## WHAT IS NEEDED
Copy out lines with the word "label" from the material that follows.

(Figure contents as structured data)
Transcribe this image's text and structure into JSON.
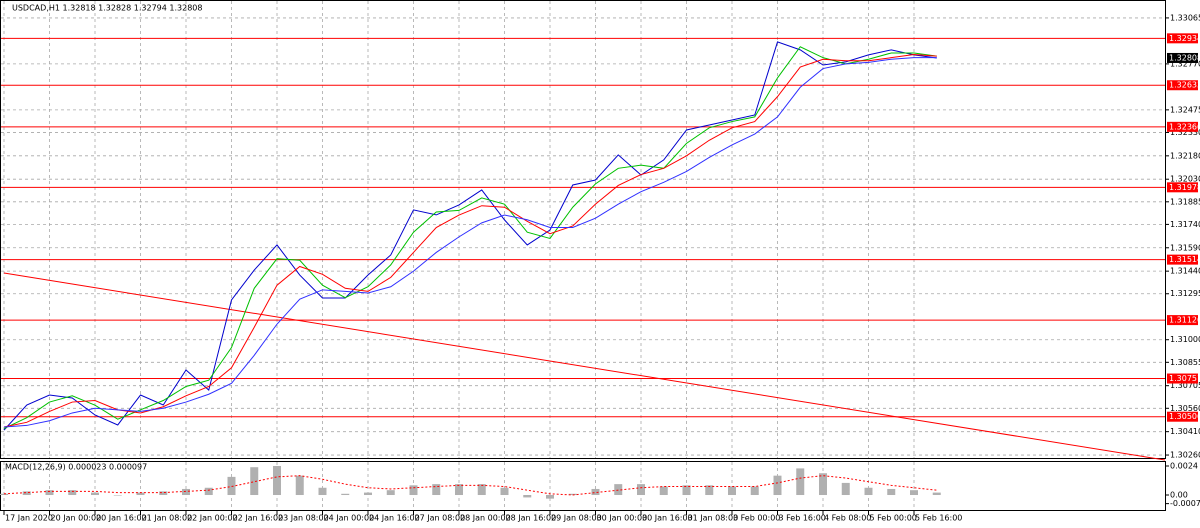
{
  "chart_data": [
    {
      "type": "line",
      "title": "USDCAD,H1 1.32818 1.32828 1.32794 1.32808",
      "categories": [
        "17 Jan 2020",
        null,
        "20 Jan 00:00",
        null,
        "20 Jan 16:00",
        null,
        "21 Jan 08:00",
        null,
        "22 Jan 00:00",
        null,
        "22 Jan 16:00",
        null,
        "23 Jan 08:00",
        null,
        "24 Jan 00:00",
        null,
        "24 Jan 16:00",
        null,
        "27 Jan 08:00",
        null,
        "28 Jan 00:00",
        null,
        "28 Jan 16:00",
        null,
        "29 Jan 08:00",
        null,
        "30 Jan 00:00",
        null,
        "30 Jan 16:00",
        null,
        "31 Jan 08:00",
        null,
        "3 Feb 00:00",
        null,
        "3 Feb 16:00",
        null,
        "4 Feb 08:00",
        null,
        "5 Feb 00:00",
        null,
        "5 Feb 16:00",
        null
      ],
      "series": [
        {
          "color": "#0000cd",
          "values": [
            1.3042,
            1.30581,
            1.30645,
            1.30626,
            1.30517,
            1.30453,
            1.30645,
            1.30581,
            1.30806,
            1.30677,
            1.31255,
            1.31447,
            1.31608,
            1.31415,
            1.31268,
            1.31268,
            1.31415,
            1.31544,
            1.31833,
            1.31801,
            1.31865,
            1.31961,
            1.31769,
            1.31608,
            1.31704,
            1.31993,
            1.32025,
            1.32186,
            1.32057,
            1.32154,
            1.32346,
            1.32378,
            1.3241,
            1.32442,
            1.32911,
            1.3286,
            1.32763,
            1.32783,
            1.32828,
            1.3286,
            1.32828,
            1.32808
          ]
        },
        {
          "color": "#00c000",
          "values": [
            1.3043,
            1.305,
            1.306,
            1.3064,
            1.3058,
            1.3049,
            1.3055,
            1.3061,
            1.307,
            1.3074,
            1.3095,
            1.3133,
            1.3152,
            1.3151,
            1.3135,
            1.3127,
            1.3134,
            1.3148,
            1.3169,
            1.3182,
            1.3183,
            1.3191,
            1.3187,
            1.3169,
            1.3165,
            1.3185,
            1.32,
            1.321,
            1.3212,
            1.321,
            1.3226,
            1.3236,
            1.324,
            1.3243,
            1.3268,
            1.3288,
            1.3281,
            1.3277,
            1.328,
            1.3284,
            1.3284,
            1.3282
          ]
        },
        {
          "color": "#ff0000",
          "values": [
            1.3044,
            1.3047,
            1.3054,
            1.306,
            1.3061,
            1.3055,
            1.3053,
            1.3057,
            1.3064,
            1.307,
            1.3082,
            1.3108,
            1.3135,
            1.3147,
            1.3142,
            1.3133,
            1.3131,
            1.314,
            1.3156,
            1.3172,
            1.318,
            1.3186,
            1.3185,
            1.3176,
            1.3168,
            1.3173,
            1.3187,
            1.3199,
            1.3206,
            1.321,
            1.3218,
            1.3228,
            1.3236,
            1.324,
            1.3256,
            1.3275,
            1.328,
            1.3279,
            1.3279,
            1.3281,
            1.3283,
            1.3282
          ]
        },
        {
          "color": "#3030ff",
          "values": [
            1.3044,
            1.3045,
            1.3048,
            1.3053,
            1.3056,
            1.3055,
            1.3054,
            1.3056,
            1.306,
            1.3065,
            1.3072,
            1.309,
            1.311,
            1.3126,
            1.3132,
            1.3131,
            1.313,
            1.3134,
            1.3144,
            1.3156,
            1.3166,
            1.3175,
            1.318,
            1.3177,
            1.3172,
            1.3172,
            1.3178,
            1.3187,
            1.3195,
            1.3201,
            1.3208,
            1.3217,
            1.3225,
            1.3232,
            1.3243,
            1.3262,
            1.3274,
            1.3277,
            1.3278,
            1.328,
            1.3281,
            1.3281
          ]
        }
      ],
      "levels": {
        "color": "#ff0000",
        "values": [
          1.32934,
          1.32633,
          1.32366,
          1.31978,
          1.31514,
          1.31126,
          1.30751,
          1.30506
        ]
      },
      "current_price": 1.32808,
      "trend_line": {
        "color": "#ff0000",
        "values": [
          1.31428,
          1.30228
        ]
      },
      "ylim": [
        1.30241,
        1.3318
      ],
      "yticks": [
        {
          "value": 1.3026,
          "label": "1.30260"
        },
        {
          "value": 1.3041,
          "label": "1.30410"
        },
        {
          "value": 1.3056,
          "label": "1.30560"
        },
        1.30705,
        1.30855,
        {
          "value": 1.31,
          "label": "1.31000"
        },
        1.31295,
        {
          "value": 1.3144,
          "label": "1.31440"
        },
        {
          "value": 1.3159,
          "label": "1.31590"
        },
        {
          "value": 1.3174,
          "label": "1.31740"
        },
        1.31885,
        {
          "value": 1.3203,
          "label": "1.32030"
        },
        {
          "value": 1.3218,
          "label": "1.32180"
        },
        {
          "value": 1.3233,
          "label": "1.32330"
        },
        1.32475,
        {
          "value": 1.3277,
          "label": "1.32770"
        },
        1.33065
      ],
      "grid": true
    },
    {
      "type": "macd",
      "title": "MACD(12,26,9) 0.000023 0.000097",
      "series": [
        {
          "type": "bar",
          "color": "#b0b0b0",
          "values": [
            0.0001,
            0.0003,
            0.0004,
            0.0004,
            0.0002,
            0.0,
            0.0002,
            0.0003,
            0.0005,
            0.0006,
            0.0015,
            0.0023,
            0.0024,
            0.0016,
            0.0006,
            0.0001,
            0.0002,
            0.0004,
            0.0008,
            0.0009,
            0.0009,
            0.0009,
            0.0006,
            -0.0002,
            -0.0003,
            0.0001,
            0.0005,
            0.0009,
            0.0009,
            0.0007,
            0.0008,
            0.0008,
            0.0007,
            0.0007,
            0.0016,
            0.0022,
            0.0018,
            0.001,
            0.0006,
            0.0005,
            0.0004,
            0.0002
          ]
        },
        {
          "type": "line",
          "color": "#ff0000",
          "values": [
            0.0001,
            0.0002,
            0.0003,
            0.0003,
            0.0003,
            0.0002,
            0.0002,
            0.0002,
            0.0003,
            0.0004,
            0.0007,
            0.0011,
            0.0015,
            0.0016,
            0.0013,
            0.0009,
            0.0006,
            0.0005,
            0.0006,
            0.0007,
            0.0008,
            0.0008,
            0.0007,
            0.0004,
            0.0001,
            0.0,
            0.0002,
            0.0004,
            0.0006,
            0.0007,
            0.0007,
            0.0007,
            0.0007,
            0.0007,
            0.001,
            0.0014,
            0.0016,
            0.0014,
            0.0011,
            0.0008,
            0.0006,
            0.0004
          ]
        }
      ],
      "ylim": [
        -0.00124,
        0.00273
      ],
      "yticks": [
        -0.000713,
        {
          "value": 0,
          "label": "0.00"
        },
        0.0024
      ]
    }
  ]
}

## ANSWER TO THIS EXERCISE
          "label": "1.30260"
          "label": "1.30410"
          "label": "1.30560"
          "label": "1.31000"
          "label": "1.31440"
          "label": "1.31590"
          "label": "1.31740"
          "label": "1.32030"
          "label": "1.32180"
          "label": "1.32330"
          "label": "1.32770"
          "label": "0.00"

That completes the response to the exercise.